▶ **TASK REQUIREMENTS**
Search the material for the word "into" and copy each line that holds it.

▶ **EXTRACTED RECORDS**
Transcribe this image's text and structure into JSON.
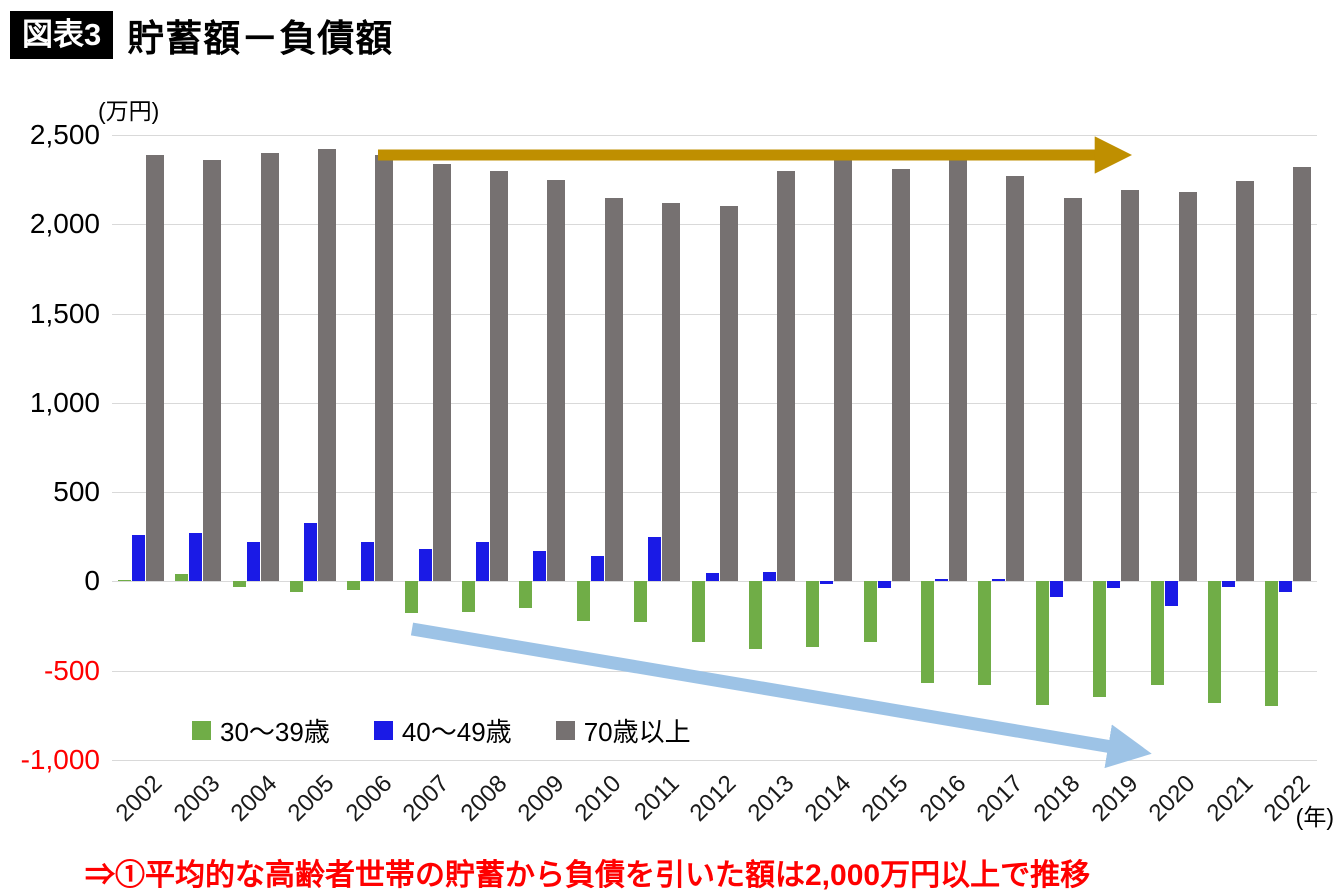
{
  "header": {
    "badge": "図表3",
    "title": "貯蓄額－負債額"
  },
  "chart_data": {
    "type": "bar",
    "title": "貯蓄額－負債額",
    "unit_label": "(万円)",
    "x_axis_suffix": "(年)",
    "categories": [
      "2002",
      "2003",
      "2004",
      "2005",
      "2006",
      "2007",
      "2008",
      "2009",
      "2010",
      "2011",
      "2012",
      "2013",
      "2014",
      "2015",
      "2016",
      "2017",
      "2018",
      "2019",
      "2020",
      "2021",
      "2022"
    ],
    "series": [
      {
        "key": "30-39",
        "name": "30〜39歳",
        "color": "#70AD47",
        "values": [
          10,
          40,
          -30,
          -60,
          -50,
          -180,
          -170,
          -150,
          -220,
          -230,
          -340,
          -380,
          -370,
          -340,
          -570,
          -580,
          -690,
          -650,
          -580,
          -680,
          -700
        ]
      },
      {
        "key": "40-49",
        "name": "40〜49歳",
        "color": "#1A1AE6",
        "values": [
          260,
          270,
          220,
          330,
          220,
          180,
          220,
          170,
          140,
          250,
          50,
          55,
          -15,
          -35,
          15,
          15,
          -90,
          -40,
          -140,
          -30,
          -60
        ]
      },
      {
        "key": "70plus",
        "name": "70歳以上",
        "color": "#767171",
        "values": [
          2390,
          2360,
          2400,
          2420,
          2390,
          2340,
          2300,
          2250,
          2150,
          2120,
          2100,
          2300,
          2400,
          2310,
          2360,
          2270,
          2150,
          2190,
          2180,
          2240,
          2320
        ]
      }
    ],
    "ylim": [
      -1000,
      2500
    ],
    "yticks": [
      2500,
      2000,
      1500,
      1000,
      500,
      0,
      -500,
      -1000
    ],
    "tick_color": "#000000",
    "negative_tick_color": "#FF0000",
    "grid": true,
    "legend_position": "bottom-left-inside",
    "annotations": [
      {
        "name": "upper-trend-arrow",
        "direction": "right",
        "color": "#BF8F00"
      },
      {
        "name": "declining-trend-arrow",
        "direction": "down-right",
        "color": "#9DC3E6"
      }
    ]
  },
  "footer": {
    "note": "⇒①平均的な高齢者世帯の貯蓄から負債を引いた額は2,000万円以上で推移",
    "color": "#FF0000"
  }
}
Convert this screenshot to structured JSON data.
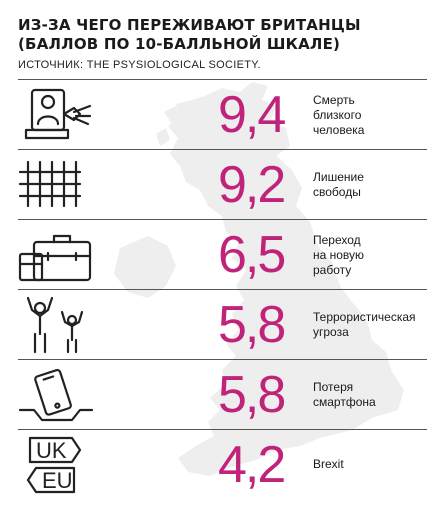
{
  "header": {
    "title": "ИЗ-ЗА ЧЕГО ПЕРЕЖИВАЮТ БРИТАНЦЫ (БАЛЛОВ ПО 10-БАЛЛЬНОЙ ШКАЛЕ)",
    "source": "ИСТОЧНИК: THE PSYSIOLOGICAL SOCIETY."
  },
  "colors": {
    "accent": "#c0237a",
    "map": "#eeeeee",
    "rules": "#555555",
    "text": "#1a1a1a"
  },
  "rows": [
    {
      "icon": "funeral-portrait-icon",
      "value": "9,4",
      "label": "Смерть\nблизкого\nчеловека"
    },
    {
      "icon": "prison-bars-icon",
      "value": "9,2",
      "label": "Лишение\nсвободы"
    },
    {
      "icon": "briefcases-icon",
      "value": "6,5",
      "label": "Переход\nна новую\nработу"
    },
    {
      "icon": "hands-up-people-icon",
      "value": "5,8",
      "label": "Террористическая\nугроза"
    },
    {
      "icon": "smartphone-falling-icon",
      "value": "5,8",
      "label": "Потеря\nсмартфона"
    },
    {
      "icon": "uk-eu-signs-icon",
      "value": "4,2",
      "label": "Brexit"
    }
  ],
  "icon_text": {
    "uk": "UK",
    "eu": "EU"
  },
  "chart_data": {
    "type": "bar",
    "title": "ИЗ-ЗА ЧЕГО ПЕРЕЖИВАЮТ БРИТАНЦЫ (БАЛЛОВ ПО 10-БАЛЛЬНОЙ ШКАЛЕ)",
    "categories": [
      "Смерть близкого человека",
      "Лишение свободы",
      "Переход на новую работу",
      "Террористическая угроза",
      "Потеря смартфона",
      "Brexit"
    ],
    "values": [
      9.4,
      9.2,
      6.5,
      5.8,
      5.8,
      4.2
    ],
    "ylim": [
      0,
      10
    ]
  }
}
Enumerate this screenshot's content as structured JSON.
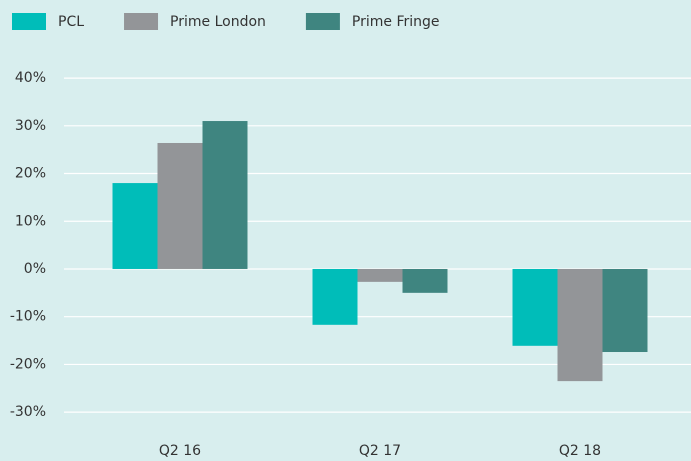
{
  "chart_data": {
    "type": "bar",
    "categories": [
      "Q2 16",
      "Q2 17",
      "Q2 18"
    ],
    "series": [
      {
        "name": "PCL",
        "color": "#00bdb9",
        "values": [
          18.0,
          -11.7,
          -16.1
        ]
      },
      {
        "name": "Prime London",
        "color": "#939598",
        "values": [
          26.4,
          -2.7,
          -23.5
        ]
      },
      {
        "name": "Prime Fringe",
        "color": "#3f8580",
        "values": [
          31.0,
          -5.0,
          -17.4
        ]
      }
    ],
    "ylim": [
      -35,
      44
    ],
    "yticks": [
      {
        "value": -30,
        "label": "-30%"
      },
      {
        "value": -20,
        "label": "-20%"
      },
      {
        "value": -10,
        "label": "-10%"
      },
      {
        "value": 0,
        "label": "0%"
      },
      {
        "value": 10,
        "label": "10%"
      },
      {
        "value": 20,
        "label": "20%"
      },
      {
        "value": 30,
        "label": "30%"
      },
      {
        "value": 40,
        "label": "40%"
      }
    ],
    "grid": true,
    "legend": "top"
  }
}
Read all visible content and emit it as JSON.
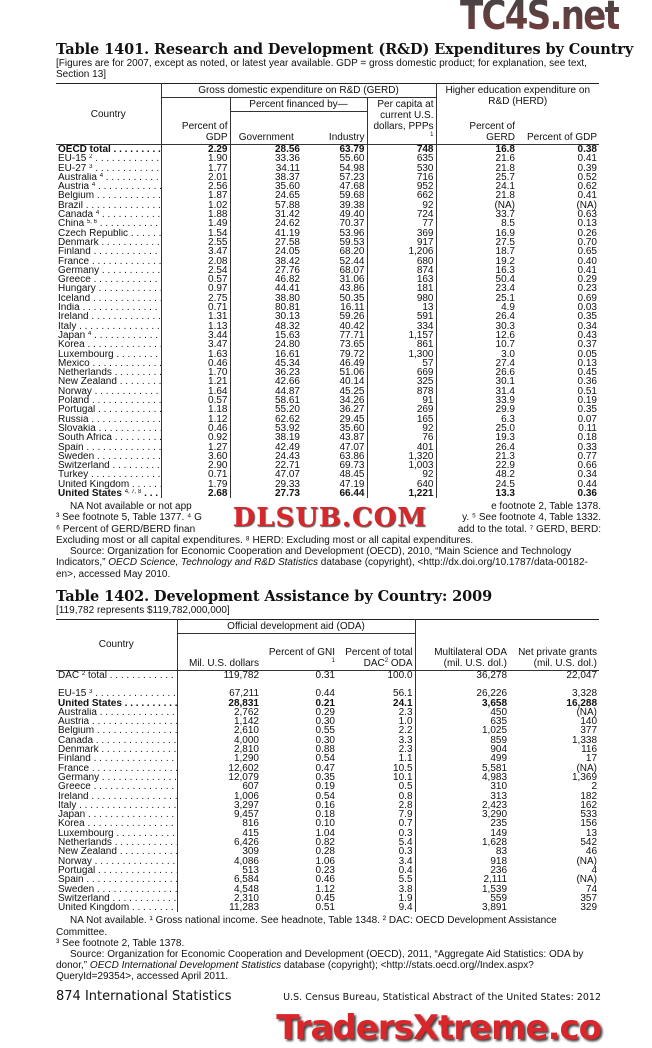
{
  "table1401": {
    "title": "Table 1401. Research and Development (R&D) Expenditures by Country",
    "headnote": "[Figures are for 2007, except as noted, or latest year available. GDP = gross domestic product; for explanation, see text, Section 13]",
    "headers": {
      "country": "Country",
      "gerd": "Gross domestic expenditure on R&D (GERD)",
      "financed_by": "Percent financed by—",
      "pct_gdp": "Percent of GDP",
      "government": "Government",
      "industry": "Industry",
      "per_capita": "Per capita at current U.S. dollars, PPPs",
      "per_capita_sup": "1",
      "herd": "Higher education expenditure on R&D (HERD)",
      "herd_pct_gerd": "Percent of GERD",
      "herd_pct_gdp": "Percent of GDP"
    },
    "rows": [
      {
        "country": "OECD total",
        "sup": "",
        "bold": true,
        "v": [
          "2.29",
          "28.56",
          "63.79",
          "748",
          "16.8",
          "0.38"
        ]
      },
      {
        "country": "EU-15",
        "sup": "2",
        "v": [
          "1.90",
          "33.36",
          "55.60",
          "635",
          "21.6",
          "0.41"
        ]
      },
      {
        "country": "EU-27",
        "sup": "3",
        "v": [
          "1.77",
          "34.11",
          "54.98",
          "530",
          "21.8",
          "0.39"
        ]
      },
      {
        "country": "Australia",
        "sup": "4",
        "v": [
          "2.01",
          "38.37",
          "57.23",
          "716",
          "25.7",
          "0.52"
        ]
      },
      {
        "country": "Austria",
        "sup": "4",
        "v": [
          "2.56",
          "35.60",
          "47.68",
          "952",
          "24.1",
          "0.62"
        ]
      },
      {
        "country": "Belgium",
        "sup": "",
        "v": [
          "1.87",
          "24.65",
          "59.68",
          "662",
          "21.8",
          "0.41"
        ]
      },
      {
        "country": "Brazil",
        "sup": "",
        "v": [
          "1.02",
          "57.88",
          "39.38",
          "92",
          "(NA)",
          "(NA)"
        ]
      },
      {
        "country": "Canada",
        "sup": "4",
        "v": [
          "1.88",
          "31.42",
          "49.40",
          "724",
          "33.7",
          "0.63"
        ]
      },
      {
        "country": "China",
        "sup": "5, 6",
        "v": [
          "1.49",
          "24.62",
          "70.37",
          "77",
          "8.5",
          "0.13"
        ]
      },
      {
        "country": "Czech Republic",
        "sup": "",
        "v": [
          "1.54",
          "41.19",
          "53.96",
          "369",
          "16.9",
          "0.26"
        ]
      },
      {
        "country": "Denmark",
        "sup": "",
        "v": [
          "2.55",
          "27.58",
          "59.53",
          "917",
          "27.5",
          "0.70"
        ]
      },
      {
        "country": "Finland",
        "sup": "",
        "v": [
          "3.47",
          "24.05",
          "68.20",
          "1,206",
          "18.7",
          "0.65"
        ]
      },
      {
        "country": "France",
        "sup": "",
        "v": [
          "2.08",
          "38.42",
          "52.44",
          "680",
          "19.2",
          "0.40"
        ]
      },
      {
        "country": "Germany",
        "sup": "",
        "v": [
          "2.54",
          "27.76",
          "68.07",
          "874",
          "16.3",
          "0.41"
        ]
      },
      {
        "country": "Greece",
        "sup": "",
        "v": [
          "0.57",
          "46.82",
          "31.06",
          "163",
          "50.4",
          "0.29"
        ]
      },
      {
        "country": "Hungary",
        "sup": "",
        "v": [
          "0.97",
          "44.41",
          "43.86",
          "181",
          "23.4",
          "0.23"
        ]
      },
      {
        "country": "Iceland",
        "sup": "",
        "v": [
          "2.75",
          "38.80",
          "50.35",
          "980",
          "25.1",
          "0.69"
        ]
      },
      {
        "country": "India",
        "sup": "",
        "v": [
          "0.71",
          "80.81",
          "16.11",
          "13",
          "4.9",
          "0.03"
        ]
      },
      {
        "country": "Ireland",
        "sup": "",
        "v": [
          "1.31",
          "30.13",
          "59.26",
          "591",
          "26.4",
          "0.35"
        ]
      },
      {
        "country": "Italy",
        "sup": "",
        "v": [
          "1.13",
          "48.32",
          "40.42",
          "334",
          "30.3",
          "0.34"
        ]
      },
      {
        "country": "Japan",
        "sup": "4",
        "v": [
          "3.44",
          "15.63",
          "77.71",
          "1,157",
          "12.6",
          "0.43"
        ]
      },
      {
        "country": "Korea",
        "sup": "",
        "v": [
          "3.47",
          "24.80",
          "73.65",
          "861",
          "10.7",
          "0.37"
        ]
      },
      {
        "country": "Luxembourg",
        "sup": "",
        "v": [
          "1.63",
          "16.61",
          "79.72",
          "1,300",
          "3.0",
          "0.05"
        ]
      },
      {
        "country": "Mexico",
        "sup": "",
        "v": [
          "0.46",
          "45.34",
          "46.49",
          "57",
          "27.4",
          "0.13"
        ]
      },
      {
        "country": "Netherlands",
        "sup": "",
        "v": [
          "1.70",
          "36.23",
          "51.06",
          "669",
          "26.6",
          "0.45"
        ]
      },
      {
        "country": "New Zealand",
        "sup": "",
        "v": [
          "1.21",
          "42.66",
          "40.14",
          "325",
          "30.1",
          "0.36"
        ]
      },
      {
        "country": "Norway",
        "sup": "",
        "v": [
          "1.64",
          "44.87",
          "45.25",
          "878",
          "31.4",
          "0.51"
        ]
      },
      {
        "country": "Poland",
        "sup": "",
        "v": [
          "0.57",
          "58.61",
          "34.26",
          "91",
          "33.9",
          "0.19"
        ]
      },
      {
        "country": "Portugal",
        "sup": "",
        "v": [
          "1.18",
          "55.20",
          "36.27",
          "269",
          "29.9",
          "0.35"
        ]
      },
      {
        "country": "Russia",
        "sup": "",
        "v": [
          "1.12",
          "62.62",
          "29.45",
          "165",
          "6.3",
          "0.07"
        ]
      },
      {
        "country": "Slovakia",
        "sup": "",
        "v": [
          "0.46",
          "53.92",
          "35.60",
          "92",
          "25.0",
          "0.11"
        ]
      },
      {
        "country": "South Africa",
        "sup": "",
        "v": [
          "0.92",
          "38.19",
          "43.87",
          "76",
          "19.3",
          "0.18"
        ]
      },
      {
        "country": "Spain",
        "sup": "",
        "v": [
          "1.27",
          "42.49",
          "47.07",
          "401",
          "26.4",
          "0.33"
        ]
      },
      {
        "country": "Sweden",
        "sup": "",
        "v": [
          "3.60",
          "24.43",
          "63.86",
          "1,320",
          "21.3",
          "0.77"
        ]
      },
      {
        "country": "Switzerland",
        "sup": "",
        "v": [
          "2.90",
          "22.71",
          "69.73",
          "1,003",
          "22.9",
          "0.66"
        ]
      },
      {
        "country": "Turkey",
        "sup": "",
        "v": [
          "0.71",
          "47.07",
          "48.45",
          "92",
          "48.2",
          "0.34"
        ]
      },
      {
        "country": "United Kingdom",
        "sup": "",
        "v": [
          "1.79",
          "29.33",
          "47.19",
          "640",
          "24.5",
          "0.44"
        ]
      },
      {
        "country": "United States",
        "sup": "4, 7, 8",
        "bold": true,
        "v": [
          "2.68",
          "27.73",
          "66.44",
          "1,221",
          "13.3",
          "0.36"
        ]
      }
    ],
    "notes": {
      "line1_left": "NA Not available or not app",
      "line1_right": "e footnote 2, Table 1378.",
      "line2_left": "³ See footnote 5, Table 1377. ⁴ G",
      "line2_right": "y. ⁵ See footnote 4, Table 1332.",
      "line3_left": "⁶ Percent of GERD/BERD finan",
      "line3_right": "add to the total. ⁷ GERD, BERD:",
      "line4": "Excluding most or all capital expenditures. ⁸ HERD: Excluding most or all capital expenditures.",
      "source_prefix": "Source: Organization for Economic Cooperation and Development (OECD), 2010, “Main Science and Technology Indicators,” ",
      "source_italic": "OECD Science, Technology and R&D Statistics",
      "source_suffix": " database (copyright), <http://dx.doi.org/10.1787/data-00182-en>, accessed May 2010."
    }
  },
  "table1402": {
    "title": "Table 1402. Development Assistance by Country: 2009",
    "headnote": "[119,782 represents $119,782,000,000]",
    "headers": {
      "country": "Country",
      "oda": "Official development aid (ODA)",
      "mil_usd": "Mil. U.S. dollars",
      "pct_gni": "Percent of GNI",
      "pct_gni_sup": "1",
      "pct_dac_a": "Percent of total DAC",
      "pct_dac_sup": "2",
      "pct_dac_b": " ODA",
      "multilateral": "Multilateral ODA (mil. U.S. dol.)",
      "net_private": "Net private grants (mil. U.S. dol.)"
    },
    "rows": [
      {
        "country": "DAC",
        "sup": "2",
        "suffix": " total",
        "gap": true,
        "v": [
          "119,782",
          "0.31",
          "100.0",
          "36,278",
          "22,047"
        ]
      },
      {
        "country": "EU-15",
        "sup": "3",
        "v": [
          "67,211",
          "0.44",
          "56.1",
          "26,226",
          "3,328"
        ]
      },
      {
        "country": "United States",
        "sup": "",
        "bold": true,
        "v": [
          "28,831",
          "0.21",
          "24.1",
          "3,658",
          "16,288"
        ]
      },
      {
        "country": "Australia",
        "sup": "",
        "v": [
          "2,762",
          "0.29",
          "2.3",
          "450",
          "(NA)"
        ]
      },
      {
        "country": "Austria",
        "sup": "",
        "v": [
          "1,142",
          "0.30",
          "1.0",
          "635",
          "140"
        ]
      },
      {
        "country": "Belgium",
        "sup": "",
        "v": [
          "2,610",
          "0.55",
          "2.2",
          "1,025",
          "377"
        ]
      },
      {
        "country": "Canada",
        "sup": "",
        "v": [
          "4,000",
          "0.30",
          "3.3",
          "859",
          "1,338"
        ]
      },
      {
        "country": "Denmark",
        "sup": "",
        "v": [
          "2,810",
          "0.88",
          "2.3",
          "904",
          "116"
        ]
      },
      {
        "country": "Finland",
        "sup": "",
        "v": [
          "1,290",
          "0.54",
          "1.1",
          "499",
          "17"
        ]
      },
      {
        "country": "France",
        "sup": "",
        "v": [
          "12,602",
          "0.47",
          "10.5",
          "5,581",
          "(NA)"
        ]
      },
      {
        "country": "Germany",
        "sup": "",
        "v": [
          "12,079",
          "0.35",
          "10.1",
          "4,983",
          "1,369"
        ]
      },
      {
        "country": "Greece",
        "sup": "",
        "v": [
          "607",
          "0.19",
          "0.5",
          "310",
          "2"
        ]
      },
      {
        "country": "Ireland",
        "sup": "",
        "v": [
          "1,006",
          "0.54",
          "0.8",
          "313",
          "182"
        ]
      },
      {
        "country": "Italy",
        "sup": "",
        "v": [
          "3,297",
          "0.16",
          "2.8",
          "2,423",
          "162"
        ]
      },
      {
        "country": "Japan",
        "sup": "",
        "v": [
          "9,457",
          "0.18",
          "7.9",
          "3,290",
          "533"
        ]
      },
      {
        "country": "Korea",
        "sup": "",
        "v": [
          "816",
          "0.10",
          "0.7",
          "235",
          "156"
        ]
      },
      {
        "country": "Luxembourg",
        "sup": "",
        "v": [
          "415",
          "1.04",
          "0.3",
          "149",
          "13"
        ]
      },
      {
        "country": "Netherlands",
        "sup": "",
        "v": [
          "6,426",
          "0.82",
          "5.4",
          "1,628",
          "542"
        ]
      },
      {
        "country": "New Zealand",
        "sup": "",
        "v": [
          "309",
          "0.28",
          "0.3",
          "83",
          "46"
        ]
      },
      {
        "country": "Norway",
        "sup": "",
        "v": [
          "4,086",
          "1.06",
          "3.4",
          "918",
          "(NA)"
        ]
      },
      {
        "country": "Portugal",
        "sup": "",
        "v": [
          "513",
          "0.23",
          "0.4",
          "236",
          "4"
        ]
      },
      {
        "country": "Spain",
        "sup": "",
        "v": [
          "6,584",
          "0.46",
          "5.5",
          "2,111",
          "(NA)"
        ]
      },
      {
        "country": "Sweden",
        "sup": "",
        "v": [
          "4,548",
          "1.12",
          "3.8",
          "1,539",
          "74"
        ]
      },
      {
        "country": "Switzerland",
        "sup": "",
        "v": [
          "2,310",
          "0.45",
          "1.9",
          "559",
          "357"
        ]
      },
      {
        "country": "United Kingdom",
        "sup": "",
        "v": [
          "11,283",
          "0.51",
          "9.4",
          "3,891",
          "329"
        ]
      }
    ],
    "notes": {
      "line1": "NA Not available. ¹ Gross national income. See headnote, Table 1348. ² DAC: OECD Development Assistance Committee.",
      "line2": "³ See footnote 2, Table 1378.",
      "source_prefix": "Source: Organization for Economic Cooperation and Development (OECD), 2011, “Aggregate Aid Statistics: ODA by donor,” ",
      "source_italic": "OECD International Development Statistics",
      "source_suffix": " database (copyright); <http://stats.oecd.org//Index.aspx?QueryId=29354>, accessed April 2011."
    }
  },
  "footer": {
    "page_label": "874  International Statistics",
    "publication": "U.S. Census Bureau, Statistical Abstract of the United States: 2012"
  },
  "watermarks": {
    "top": "TC4S.net",
    "middle": "DLSUB.COM",
    "bottom": "TradersXtreme.co"
  }
}
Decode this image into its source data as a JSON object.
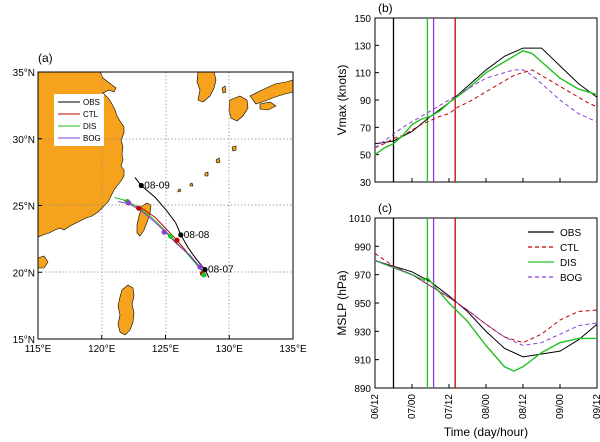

▶ **SOLUTION TO THIS PROBLEM**
Transcribe this image's text and structure into JSON.
Decode this image into its source data as a JSON object.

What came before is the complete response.